From the records below, copy each line in which the string "Maglehult" occurs.

■ The records ■
_ _ _ _

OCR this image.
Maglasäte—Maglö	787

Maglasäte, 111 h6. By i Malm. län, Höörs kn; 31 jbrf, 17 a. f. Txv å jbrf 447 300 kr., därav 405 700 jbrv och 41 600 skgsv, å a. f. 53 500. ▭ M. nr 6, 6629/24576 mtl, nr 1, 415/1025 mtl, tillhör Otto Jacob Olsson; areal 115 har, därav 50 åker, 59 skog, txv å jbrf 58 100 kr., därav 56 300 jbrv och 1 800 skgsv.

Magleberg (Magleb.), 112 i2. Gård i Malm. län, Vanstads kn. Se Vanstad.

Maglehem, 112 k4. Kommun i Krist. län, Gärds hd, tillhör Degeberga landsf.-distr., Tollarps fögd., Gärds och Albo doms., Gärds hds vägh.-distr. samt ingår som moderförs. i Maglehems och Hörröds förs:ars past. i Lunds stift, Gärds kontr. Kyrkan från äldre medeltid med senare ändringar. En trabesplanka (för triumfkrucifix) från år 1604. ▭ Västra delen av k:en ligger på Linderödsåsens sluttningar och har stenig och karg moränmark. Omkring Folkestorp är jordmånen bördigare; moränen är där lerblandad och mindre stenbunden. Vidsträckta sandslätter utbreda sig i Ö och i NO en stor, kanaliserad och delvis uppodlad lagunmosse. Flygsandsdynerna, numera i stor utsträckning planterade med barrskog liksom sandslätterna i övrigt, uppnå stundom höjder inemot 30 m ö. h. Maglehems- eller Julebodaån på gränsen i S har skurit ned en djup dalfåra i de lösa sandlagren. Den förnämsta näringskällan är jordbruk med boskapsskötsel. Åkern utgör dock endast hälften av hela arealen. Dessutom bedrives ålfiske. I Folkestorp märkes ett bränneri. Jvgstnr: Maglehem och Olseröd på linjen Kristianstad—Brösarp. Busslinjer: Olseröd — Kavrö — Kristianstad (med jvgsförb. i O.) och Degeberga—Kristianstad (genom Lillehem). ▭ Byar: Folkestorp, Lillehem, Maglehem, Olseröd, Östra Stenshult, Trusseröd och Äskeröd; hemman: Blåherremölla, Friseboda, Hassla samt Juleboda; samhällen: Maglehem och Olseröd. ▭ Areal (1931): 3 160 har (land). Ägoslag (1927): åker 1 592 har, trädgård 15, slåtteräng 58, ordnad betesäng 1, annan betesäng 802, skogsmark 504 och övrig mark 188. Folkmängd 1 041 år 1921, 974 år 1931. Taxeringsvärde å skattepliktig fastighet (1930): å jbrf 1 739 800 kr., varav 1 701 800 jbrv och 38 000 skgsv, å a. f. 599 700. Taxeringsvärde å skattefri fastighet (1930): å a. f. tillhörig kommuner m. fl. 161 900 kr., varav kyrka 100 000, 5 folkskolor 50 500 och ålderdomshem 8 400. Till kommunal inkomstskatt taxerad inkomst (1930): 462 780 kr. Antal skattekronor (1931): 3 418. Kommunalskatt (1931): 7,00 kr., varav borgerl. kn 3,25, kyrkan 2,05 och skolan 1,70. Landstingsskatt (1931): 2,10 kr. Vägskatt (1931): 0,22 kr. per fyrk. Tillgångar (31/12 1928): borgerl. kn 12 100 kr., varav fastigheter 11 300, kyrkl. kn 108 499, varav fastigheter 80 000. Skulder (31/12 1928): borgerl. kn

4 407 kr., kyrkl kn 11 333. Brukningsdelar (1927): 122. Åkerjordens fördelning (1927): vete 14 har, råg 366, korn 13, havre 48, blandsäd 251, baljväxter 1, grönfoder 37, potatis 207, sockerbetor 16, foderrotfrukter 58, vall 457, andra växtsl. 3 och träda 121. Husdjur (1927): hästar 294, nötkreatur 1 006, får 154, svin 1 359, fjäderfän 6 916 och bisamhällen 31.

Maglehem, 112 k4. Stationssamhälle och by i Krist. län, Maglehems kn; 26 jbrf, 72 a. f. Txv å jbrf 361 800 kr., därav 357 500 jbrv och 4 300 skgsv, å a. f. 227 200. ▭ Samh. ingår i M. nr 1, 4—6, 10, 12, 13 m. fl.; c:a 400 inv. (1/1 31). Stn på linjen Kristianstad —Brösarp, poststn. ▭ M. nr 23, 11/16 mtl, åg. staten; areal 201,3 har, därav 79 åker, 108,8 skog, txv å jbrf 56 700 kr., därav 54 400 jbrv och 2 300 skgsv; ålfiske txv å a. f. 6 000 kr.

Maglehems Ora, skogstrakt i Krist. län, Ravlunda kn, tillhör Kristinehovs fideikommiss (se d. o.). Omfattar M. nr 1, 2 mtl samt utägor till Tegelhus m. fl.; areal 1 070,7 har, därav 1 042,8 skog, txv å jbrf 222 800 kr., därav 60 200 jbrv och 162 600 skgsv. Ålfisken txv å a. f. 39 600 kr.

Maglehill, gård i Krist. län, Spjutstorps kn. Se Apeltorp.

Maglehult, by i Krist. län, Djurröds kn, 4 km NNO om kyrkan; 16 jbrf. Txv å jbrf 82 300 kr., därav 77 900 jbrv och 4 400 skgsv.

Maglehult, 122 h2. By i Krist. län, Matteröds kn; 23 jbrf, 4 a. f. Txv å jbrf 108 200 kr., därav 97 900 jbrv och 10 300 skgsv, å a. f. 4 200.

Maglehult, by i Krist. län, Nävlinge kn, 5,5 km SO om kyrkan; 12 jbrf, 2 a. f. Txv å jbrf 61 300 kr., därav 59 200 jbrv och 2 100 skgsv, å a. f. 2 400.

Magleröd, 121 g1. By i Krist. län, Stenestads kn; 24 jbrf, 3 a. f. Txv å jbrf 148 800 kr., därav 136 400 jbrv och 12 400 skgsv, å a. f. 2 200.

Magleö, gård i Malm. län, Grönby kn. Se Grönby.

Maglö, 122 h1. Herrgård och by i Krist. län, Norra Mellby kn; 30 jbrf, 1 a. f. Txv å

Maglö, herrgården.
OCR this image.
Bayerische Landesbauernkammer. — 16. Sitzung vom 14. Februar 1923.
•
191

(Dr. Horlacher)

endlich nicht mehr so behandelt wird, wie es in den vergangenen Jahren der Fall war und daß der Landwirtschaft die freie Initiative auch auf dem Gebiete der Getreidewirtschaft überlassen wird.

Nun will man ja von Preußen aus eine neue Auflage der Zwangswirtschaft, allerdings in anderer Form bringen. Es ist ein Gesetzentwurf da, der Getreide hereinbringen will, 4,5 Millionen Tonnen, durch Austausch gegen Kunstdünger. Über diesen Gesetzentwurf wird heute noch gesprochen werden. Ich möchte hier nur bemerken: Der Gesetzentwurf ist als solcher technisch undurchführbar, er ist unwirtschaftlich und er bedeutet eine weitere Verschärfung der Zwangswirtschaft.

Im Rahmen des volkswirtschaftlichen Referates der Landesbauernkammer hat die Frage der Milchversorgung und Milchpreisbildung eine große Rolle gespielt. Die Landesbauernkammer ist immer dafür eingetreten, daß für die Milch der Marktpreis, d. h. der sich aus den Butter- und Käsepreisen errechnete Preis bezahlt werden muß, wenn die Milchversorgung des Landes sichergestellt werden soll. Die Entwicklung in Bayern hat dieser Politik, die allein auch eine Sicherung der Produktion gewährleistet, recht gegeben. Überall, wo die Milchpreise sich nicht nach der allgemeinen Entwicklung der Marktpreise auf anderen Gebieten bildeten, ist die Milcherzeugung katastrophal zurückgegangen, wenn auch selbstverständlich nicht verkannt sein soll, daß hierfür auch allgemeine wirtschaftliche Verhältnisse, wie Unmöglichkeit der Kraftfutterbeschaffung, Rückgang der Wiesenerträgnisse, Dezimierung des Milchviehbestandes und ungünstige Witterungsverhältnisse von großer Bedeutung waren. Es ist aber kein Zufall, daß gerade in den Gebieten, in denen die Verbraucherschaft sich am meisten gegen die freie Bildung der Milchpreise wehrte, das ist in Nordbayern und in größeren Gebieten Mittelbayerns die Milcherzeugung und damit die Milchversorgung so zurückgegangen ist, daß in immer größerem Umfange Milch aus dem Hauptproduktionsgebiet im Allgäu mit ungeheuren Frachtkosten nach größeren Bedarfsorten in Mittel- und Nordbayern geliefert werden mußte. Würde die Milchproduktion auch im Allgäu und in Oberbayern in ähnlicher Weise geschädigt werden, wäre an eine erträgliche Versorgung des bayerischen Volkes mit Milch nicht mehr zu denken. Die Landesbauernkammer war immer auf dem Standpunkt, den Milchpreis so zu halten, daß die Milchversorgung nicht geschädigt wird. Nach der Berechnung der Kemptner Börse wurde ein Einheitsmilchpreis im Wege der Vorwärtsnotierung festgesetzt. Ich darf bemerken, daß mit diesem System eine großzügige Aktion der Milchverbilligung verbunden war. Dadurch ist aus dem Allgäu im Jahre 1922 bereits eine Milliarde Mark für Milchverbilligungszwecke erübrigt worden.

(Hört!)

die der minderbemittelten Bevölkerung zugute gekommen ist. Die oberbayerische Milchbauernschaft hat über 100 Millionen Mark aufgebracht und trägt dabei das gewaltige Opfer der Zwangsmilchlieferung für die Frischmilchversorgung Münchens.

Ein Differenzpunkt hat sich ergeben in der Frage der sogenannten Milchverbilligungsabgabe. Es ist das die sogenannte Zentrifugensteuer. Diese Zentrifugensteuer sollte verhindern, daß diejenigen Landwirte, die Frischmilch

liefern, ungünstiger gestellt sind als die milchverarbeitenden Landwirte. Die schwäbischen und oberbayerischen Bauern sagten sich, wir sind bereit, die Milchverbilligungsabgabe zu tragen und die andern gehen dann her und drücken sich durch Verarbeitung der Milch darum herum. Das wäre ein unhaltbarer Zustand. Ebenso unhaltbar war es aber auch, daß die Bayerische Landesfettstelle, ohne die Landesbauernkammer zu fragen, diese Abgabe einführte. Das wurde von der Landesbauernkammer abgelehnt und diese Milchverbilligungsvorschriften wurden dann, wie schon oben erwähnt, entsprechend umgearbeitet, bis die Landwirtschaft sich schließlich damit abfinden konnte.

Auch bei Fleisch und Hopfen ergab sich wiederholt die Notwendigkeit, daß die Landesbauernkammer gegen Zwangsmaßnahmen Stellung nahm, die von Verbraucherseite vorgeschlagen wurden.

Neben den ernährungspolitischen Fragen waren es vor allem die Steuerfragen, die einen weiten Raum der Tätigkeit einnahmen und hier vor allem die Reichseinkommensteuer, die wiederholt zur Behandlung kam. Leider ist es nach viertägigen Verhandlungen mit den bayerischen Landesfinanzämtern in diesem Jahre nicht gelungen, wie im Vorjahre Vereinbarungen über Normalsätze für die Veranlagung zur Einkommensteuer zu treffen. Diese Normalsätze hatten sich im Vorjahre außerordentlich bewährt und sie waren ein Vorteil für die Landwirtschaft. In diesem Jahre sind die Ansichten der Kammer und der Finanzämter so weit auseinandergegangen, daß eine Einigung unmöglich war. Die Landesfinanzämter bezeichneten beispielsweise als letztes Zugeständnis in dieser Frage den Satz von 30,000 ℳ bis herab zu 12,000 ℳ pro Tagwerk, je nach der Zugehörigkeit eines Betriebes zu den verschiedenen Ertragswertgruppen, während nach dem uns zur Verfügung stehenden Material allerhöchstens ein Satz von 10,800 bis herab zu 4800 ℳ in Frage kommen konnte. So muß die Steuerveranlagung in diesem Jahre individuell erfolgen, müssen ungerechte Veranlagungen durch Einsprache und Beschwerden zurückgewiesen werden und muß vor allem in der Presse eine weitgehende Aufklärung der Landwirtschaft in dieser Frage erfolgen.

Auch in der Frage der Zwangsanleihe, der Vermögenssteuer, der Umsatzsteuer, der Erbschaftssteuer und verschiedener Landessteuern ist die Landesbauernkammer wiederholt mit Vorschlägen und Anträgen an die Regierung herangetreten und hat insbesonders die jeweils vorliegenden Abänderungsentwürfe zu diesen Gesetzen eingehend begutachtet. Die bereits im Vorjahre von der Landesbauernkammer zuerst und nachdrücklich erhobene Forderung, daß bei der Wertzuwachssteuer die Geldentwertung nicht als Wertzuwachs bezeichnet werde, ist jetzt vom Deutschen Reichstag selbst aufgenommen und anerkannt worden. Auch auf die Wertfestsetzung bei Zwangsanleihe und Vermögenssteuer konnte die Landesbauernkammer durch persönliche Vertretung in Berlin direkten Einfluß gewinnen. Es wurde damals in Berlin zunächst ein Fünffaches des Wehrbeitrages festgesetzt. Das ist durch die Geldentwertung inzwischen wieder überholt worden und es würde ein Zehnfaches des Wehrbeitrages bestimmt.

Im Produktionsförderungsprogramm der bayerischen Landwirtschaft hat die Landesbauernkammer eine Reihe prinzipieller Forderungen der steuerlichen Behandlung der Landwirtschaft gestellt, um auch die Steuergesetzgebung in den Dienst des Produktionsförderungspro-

_ _ _ _

■ Exercise response ■
Maglehult, by i Krist. län, Djurröds kn, 4 km NNO om kyrkan; 16 jbrf. Txv å jbrf 82 300 kr., därav 77 900 jbrv och 4 400 skgsv.
Maglehult, 122 h2. By i Krist. län, Matteröds kn; 23 jbrf, 4 a. f. Txv å jbrf 108 200 kr., därav 97 900 jbrv och 10 300 skgsv, å a. f. 4 200.
Maglehult, by i Krist. län, Nävlinge kn, 5,5 km SO om kyrkan; 12 jbrf, 2 a. f. Txv å jbrf 61 300 kr., därav 59 200 jbrv och 2 100 skgsv, å a. f. 2 400.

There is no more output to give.